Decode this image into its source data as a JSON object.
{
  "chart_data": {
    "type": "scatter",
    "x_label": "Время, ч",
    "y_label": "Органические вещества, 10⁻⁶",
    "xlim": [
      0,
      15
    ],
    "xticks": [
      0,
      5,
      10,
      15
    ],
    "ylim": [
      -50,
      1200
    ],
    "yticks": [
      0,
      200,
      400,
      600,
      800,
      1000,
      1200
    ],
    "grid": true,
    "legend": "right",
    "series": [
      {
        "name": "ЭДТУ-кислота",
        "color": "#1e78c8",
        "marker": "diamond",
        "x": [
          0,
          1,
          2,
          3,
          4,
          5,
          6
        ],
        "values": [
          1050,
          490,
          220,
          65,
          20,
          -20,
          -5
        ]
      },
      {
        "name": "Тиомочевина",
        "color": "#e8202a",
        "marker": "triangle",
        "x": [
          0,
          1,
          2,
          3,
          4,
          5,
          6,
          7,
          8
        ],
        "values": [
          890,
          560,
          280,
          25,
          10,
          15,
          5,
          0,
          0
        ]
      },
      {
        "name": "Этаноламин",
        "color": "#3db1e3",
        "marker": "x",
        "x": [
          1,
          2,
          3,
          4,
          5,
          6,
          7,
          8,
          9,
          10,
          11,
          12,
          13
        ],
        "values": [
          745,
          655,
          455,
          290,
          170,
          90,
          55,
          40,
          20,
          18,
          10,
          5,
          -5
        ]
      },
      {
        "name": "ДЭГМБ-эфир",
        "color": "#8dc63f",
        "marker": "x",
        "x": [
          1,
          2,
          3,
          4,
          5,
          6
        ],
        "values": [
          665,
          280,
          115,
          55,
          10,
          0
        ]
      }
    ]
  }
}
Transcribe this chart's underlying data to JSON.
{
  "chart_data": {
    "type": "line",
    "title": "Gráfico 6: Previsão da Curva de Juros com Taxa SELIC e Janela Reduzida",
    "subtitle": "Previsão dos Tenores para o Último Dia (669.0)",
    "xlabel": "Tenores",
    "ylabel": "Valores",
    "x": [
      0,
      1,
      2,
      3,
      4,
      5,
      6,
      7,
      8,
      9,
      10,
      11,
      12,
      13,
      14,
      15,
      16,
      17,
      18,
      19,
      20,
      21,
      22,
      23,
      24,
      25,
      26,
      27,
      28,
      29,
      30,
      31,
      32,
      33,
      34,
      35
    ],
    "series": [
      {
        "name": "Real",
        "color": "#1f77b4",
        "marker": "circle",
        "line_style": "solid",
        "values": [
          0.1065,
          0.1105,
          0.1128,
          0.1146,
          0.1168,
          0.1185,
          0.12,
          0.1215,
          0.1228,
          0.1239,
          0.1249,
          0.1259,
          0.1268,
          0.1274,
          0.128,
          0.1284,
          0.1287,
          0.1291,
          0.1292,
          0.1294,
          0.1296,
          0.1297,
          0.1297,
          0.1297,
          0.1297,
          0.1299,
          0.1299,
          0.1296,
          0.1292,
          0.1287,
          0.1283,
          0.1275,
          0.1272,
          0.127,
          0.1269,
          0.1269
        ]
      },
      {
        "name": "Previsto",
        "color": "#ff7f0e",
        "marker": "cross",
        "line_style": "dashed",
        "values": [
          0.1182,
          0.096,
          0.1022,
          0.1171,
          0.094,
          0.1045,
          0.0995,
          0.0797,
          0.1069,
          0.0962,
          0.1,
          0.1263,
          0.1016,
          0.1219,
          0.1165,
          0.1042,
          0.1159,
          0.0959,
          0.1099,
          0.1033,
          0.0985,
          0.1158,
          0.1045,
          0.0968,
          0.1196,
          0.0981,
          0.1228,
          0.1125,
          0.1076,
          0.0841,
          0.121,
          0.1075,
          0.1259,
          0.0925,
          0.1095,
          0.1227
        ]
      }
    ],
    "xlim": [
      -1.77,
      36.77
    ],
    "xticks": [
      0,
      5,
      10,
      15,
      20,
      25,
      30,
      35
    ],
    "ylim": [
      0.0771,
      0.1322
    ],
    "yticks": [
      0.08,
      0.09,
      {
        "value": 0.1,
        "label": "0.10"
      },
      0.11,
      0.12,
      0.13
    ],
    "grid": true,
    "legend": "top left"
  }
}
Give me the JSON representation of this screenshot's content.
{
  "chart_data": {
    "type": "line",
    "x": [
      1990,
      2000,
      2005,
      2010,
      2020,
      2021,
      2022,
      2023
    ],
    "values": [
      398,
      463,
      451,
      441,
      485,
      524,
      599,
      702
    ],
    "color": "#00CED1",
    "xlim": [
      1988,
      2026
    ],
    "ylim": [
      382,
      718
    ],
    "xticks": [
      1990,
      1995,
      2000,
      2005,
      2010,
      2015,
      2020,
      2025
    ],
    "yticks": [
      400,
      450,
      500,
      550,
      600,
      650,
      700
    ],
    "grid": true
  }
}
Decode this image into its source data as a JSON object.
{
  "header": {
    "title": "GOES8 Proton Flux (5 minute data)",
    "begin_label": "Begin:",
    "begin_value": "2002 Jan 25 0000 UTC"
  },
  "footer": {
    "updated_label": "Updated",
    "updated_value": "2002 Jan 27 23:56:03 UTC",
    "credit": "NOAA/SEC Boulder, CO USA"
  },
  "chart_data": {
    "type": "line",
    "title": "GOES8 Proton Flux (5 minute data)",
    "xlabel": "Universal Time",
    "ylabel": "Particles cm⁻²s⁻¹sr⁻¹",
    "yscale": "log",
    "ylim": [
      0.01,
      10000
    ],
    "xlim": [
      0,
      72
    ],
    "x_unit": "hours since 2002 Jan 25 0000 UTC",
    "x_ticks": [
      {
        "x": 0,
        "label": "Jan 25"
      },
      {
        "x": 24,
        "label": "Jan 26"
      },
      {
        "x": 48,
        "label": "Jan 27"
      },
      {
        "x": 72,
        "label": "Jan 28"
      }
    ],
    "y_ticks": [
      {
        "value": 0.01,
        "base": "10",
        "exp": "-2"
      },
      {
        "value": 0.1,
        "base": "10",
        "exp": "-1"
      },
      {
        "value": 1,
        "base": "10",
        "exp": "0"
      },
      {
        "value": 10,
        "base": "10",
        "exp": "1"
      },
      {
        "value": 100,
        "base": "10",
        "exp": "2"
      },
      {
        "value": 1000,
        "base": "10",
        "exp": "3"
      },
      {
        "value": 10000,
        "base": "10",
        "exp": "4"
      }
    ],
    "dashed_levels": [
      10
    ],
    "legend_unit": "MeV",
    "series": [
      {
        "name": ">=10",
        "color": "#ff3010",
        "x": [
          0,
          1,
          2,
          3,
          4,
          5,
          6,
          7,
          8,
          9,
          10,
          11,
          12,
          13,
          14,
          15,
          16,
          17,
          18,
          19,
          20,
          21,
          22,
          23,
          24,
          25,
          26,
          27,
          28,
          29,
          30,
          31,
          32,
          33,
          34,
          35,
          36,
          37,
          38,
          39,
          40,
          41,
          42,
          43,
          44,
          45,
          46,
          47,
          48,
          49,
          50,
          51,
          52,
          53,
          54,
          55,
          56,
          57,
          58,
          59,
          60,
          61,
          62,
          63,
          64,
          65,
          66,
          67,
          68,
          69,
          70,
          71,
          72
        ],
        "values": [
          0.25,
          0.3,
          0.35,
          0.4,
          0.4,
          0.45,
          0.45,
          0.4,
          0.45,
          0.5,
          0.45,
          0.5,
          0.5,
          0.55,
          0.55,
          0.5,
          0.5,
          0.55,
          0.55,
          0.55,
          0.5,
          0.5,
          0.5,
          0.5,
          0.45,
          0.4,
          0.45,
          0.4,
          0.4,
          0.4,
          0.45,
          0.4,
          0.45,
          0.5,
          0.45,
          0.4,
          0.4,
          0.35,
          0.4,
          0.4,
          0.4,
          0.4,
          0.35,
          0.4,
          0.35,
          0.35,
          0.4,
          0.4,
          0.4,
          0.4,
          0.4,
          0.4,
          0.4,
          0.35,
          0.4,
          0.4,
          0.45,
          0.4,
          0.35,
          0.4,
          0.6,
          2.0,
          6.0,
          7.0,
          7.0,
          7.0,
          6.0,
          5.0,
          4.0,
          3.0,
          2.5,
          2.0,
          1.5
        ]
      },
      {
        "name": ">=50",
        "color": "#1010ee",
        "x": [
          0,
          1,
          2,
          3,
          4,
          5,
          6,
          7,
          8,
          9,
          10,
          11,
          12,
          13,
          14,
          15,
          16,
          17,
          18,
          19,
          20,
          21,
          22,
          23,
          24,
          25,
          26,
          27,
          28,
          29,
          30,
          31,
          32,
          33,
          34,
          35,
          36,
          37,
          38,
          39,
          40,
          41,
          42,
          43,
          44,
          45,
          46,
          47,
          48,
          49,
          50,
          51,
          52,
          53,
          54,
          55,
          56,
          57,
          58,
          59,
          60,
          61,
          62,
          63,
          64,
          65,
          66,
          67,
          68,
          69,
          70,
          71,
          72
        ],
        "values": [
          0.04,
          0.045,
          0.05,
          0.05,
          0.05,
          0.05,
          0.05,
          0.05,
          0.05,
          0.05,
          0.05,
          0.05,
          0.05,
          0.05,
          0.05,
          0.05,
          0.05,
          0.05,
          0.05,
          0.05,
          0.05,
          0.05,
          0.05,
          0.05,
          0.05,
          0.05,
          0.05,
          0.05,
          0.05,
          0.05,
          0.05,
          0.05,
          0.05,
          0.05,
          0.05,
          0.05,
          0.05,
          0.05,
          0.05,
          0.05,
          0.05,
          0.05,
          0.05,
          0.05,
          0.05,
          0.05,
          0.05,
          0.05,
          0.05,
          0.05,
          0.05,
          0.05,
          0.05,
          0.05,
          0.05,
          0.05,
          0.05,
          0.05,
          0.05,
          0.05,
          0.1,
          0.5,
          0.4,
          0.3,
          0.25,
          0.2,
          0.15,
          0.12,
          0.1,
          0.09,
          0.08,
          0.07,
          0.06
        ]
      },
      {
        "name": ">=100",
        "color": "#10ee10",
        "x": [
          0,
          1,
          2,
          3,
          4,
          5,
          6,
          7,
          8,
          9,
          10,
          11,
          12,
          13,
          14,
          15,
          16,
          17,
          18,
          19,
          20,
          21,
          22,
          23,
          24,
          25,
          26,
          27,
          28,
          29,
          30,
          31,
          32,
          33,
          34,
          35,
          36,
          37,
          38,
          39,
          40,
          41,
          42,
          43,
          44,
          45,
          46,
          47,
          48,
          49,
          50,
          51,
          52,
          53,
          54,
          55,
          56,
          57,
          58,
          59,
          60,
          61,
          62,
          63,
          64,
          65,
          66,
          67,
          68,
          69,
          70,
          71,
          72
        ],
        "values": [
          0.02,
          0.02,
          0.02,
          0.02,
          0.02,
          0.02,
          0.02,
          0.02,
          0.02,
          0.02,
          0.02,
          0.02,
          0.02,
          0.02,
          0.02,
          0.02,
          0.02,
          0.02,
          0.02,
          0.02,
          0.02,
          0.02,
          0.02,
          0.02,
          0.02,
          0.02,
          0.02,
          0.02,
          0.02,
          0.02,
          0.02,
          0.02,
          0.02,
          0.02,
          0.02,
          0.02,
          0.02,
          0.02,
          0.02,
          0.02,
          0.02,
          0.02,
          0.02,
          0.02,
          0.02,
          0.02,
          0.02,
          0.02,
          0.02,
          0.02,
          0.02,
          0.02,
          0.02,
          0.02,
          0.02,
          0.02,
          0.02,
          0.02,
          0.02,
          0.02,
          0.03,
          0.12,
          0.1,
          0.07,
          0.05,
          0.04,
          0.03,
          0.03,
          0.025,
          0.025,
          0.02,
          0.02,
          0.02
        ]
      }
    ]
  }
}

Directions for this task:
Find every line that holds "name" and copy it.

Answer to this exercise:
        "name": "ЭДТУ-кислота",
        "name": "Тиомочевина",
        "name": "Этаноламин",
        "name": "ДЭГМБ-эфир",
        "name": "Real",
        "name": "Previsto",
        "name": ">=10",
        "name": ">=50",
        "name": ">=100",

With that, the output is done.